WORK INSTRUCTIONS:
Go through the listing below and list every line with "Шора".

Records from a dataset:
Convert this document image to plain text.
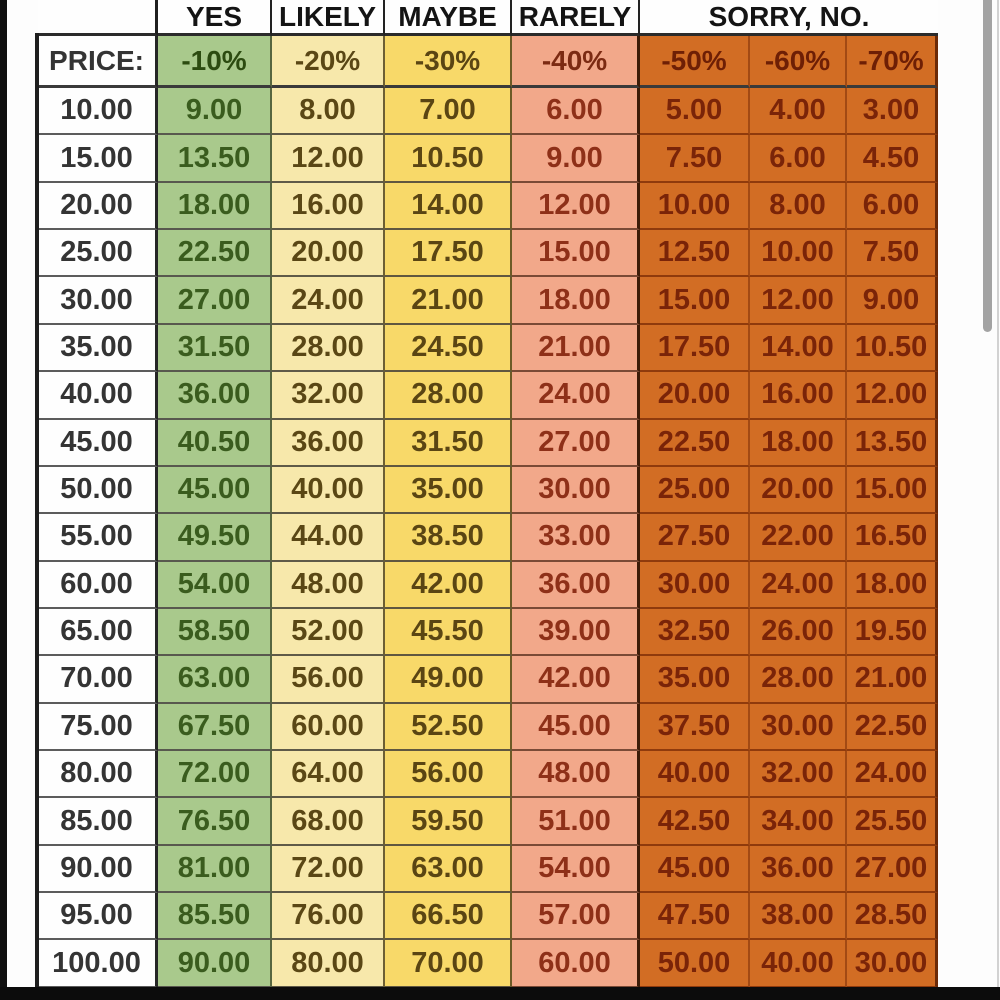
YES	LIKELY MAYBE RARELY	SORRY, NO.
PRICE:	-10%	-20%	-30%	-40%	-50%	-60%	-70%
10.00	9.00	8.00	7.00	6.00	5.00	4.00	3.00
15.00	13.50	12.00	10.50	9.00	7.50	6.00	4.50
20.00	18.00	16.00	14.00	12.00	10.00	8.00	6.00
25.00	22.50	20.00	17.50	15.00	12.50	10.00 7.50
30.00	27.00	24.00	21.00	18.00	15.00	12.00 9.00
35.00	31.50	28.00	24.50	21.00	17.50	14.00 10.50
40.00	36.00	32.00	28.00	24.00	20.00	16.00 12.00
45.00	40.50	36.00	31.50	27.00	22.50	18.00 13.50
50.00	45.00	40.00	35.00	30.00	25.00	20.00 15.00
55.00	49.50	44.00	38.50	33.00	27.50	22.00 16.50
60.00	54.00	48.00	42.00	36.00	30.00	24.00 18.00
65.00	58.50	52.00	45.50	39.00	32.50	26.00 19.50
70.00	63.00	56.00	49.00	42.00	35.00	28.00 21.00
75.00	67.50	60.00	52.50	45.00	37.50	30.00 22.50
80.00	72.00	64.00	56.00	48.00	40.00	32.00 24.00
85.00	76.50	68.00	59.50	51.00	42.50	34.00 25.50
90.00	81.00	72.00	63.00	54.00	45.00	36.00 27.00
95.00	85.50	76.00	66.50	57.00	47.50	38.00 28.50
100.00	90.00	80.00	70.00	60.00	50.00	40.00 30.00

==

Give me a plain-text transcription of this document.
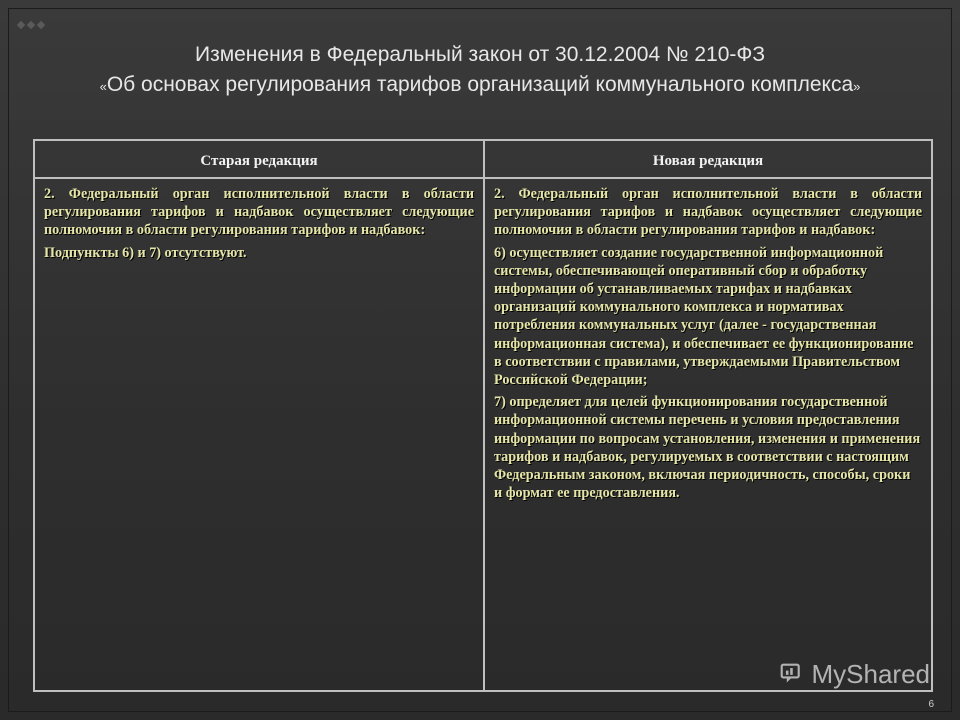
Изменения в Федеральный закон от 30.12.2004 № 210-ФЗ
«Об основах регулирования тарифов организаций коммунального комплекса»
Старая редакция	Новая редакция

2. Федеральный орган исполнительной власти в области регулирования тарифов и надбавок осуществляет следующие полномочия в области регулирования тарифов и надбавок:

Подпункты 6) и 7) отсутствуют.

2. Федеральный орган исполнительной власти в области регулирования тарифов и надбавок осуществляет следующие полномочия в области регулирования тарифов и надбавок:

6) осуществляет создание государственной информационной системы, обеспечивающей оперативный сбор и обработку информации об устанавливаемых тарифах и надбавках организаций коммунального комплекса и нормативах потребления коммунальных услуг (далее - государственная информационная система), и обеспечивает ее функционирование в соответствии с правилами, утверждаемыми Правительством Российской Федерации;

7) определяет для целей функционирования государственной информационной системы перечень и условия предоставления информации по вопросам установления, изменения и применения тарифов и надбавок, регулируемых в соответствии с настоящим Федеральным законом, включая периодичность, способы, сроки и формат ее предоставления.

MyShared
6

---

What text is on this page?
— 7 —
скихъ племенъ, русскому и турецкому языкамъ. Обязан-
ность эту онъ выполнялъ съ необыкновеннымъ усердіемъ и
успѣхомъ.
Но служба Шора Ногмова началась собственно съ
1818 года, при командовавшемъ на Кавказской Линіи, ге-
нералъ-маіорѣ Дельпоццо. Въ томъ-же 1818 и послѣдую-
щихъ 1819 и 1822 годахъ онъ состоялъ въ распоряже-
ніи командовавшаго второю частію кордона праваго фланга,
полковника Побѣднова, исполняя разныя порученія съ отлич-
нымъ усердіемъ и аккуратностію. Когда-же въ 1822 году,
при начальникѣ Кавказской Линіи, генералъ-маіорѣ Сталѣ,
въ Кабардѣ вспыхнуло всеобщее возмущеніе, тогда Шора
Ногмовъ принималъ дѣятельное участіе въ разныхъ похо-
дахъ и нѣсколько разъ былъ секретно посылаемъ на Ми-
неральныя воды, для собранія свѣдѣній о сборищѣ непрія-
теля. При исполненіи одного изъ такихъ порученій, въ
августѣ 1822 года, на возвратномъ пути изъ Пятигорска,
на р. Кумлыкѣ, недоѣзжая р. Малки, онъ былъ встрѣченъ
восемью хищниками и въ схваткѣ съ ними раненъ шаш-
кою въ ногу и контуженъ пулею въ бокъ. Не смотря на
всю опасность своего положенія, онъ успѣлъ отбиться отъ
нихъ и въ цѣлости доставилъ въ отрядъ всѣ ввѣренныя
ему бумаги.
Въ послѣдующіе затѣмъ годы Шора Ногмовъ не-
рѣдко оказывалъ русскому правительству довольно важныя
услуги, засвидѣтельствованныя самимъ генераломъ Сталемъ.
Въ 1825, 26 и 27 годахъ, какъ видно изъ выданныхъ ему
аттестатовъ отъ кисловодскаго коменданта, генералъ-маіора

ANSWER FOR THE TASK:
Но служба Шора Ногмова началась собственно съ
въ Кабардѣ вспыхнуло всеобщее возмущеніе, тогда Шора
Въ послѣдующіе затѣмъ годы Шора Ногмовъ не-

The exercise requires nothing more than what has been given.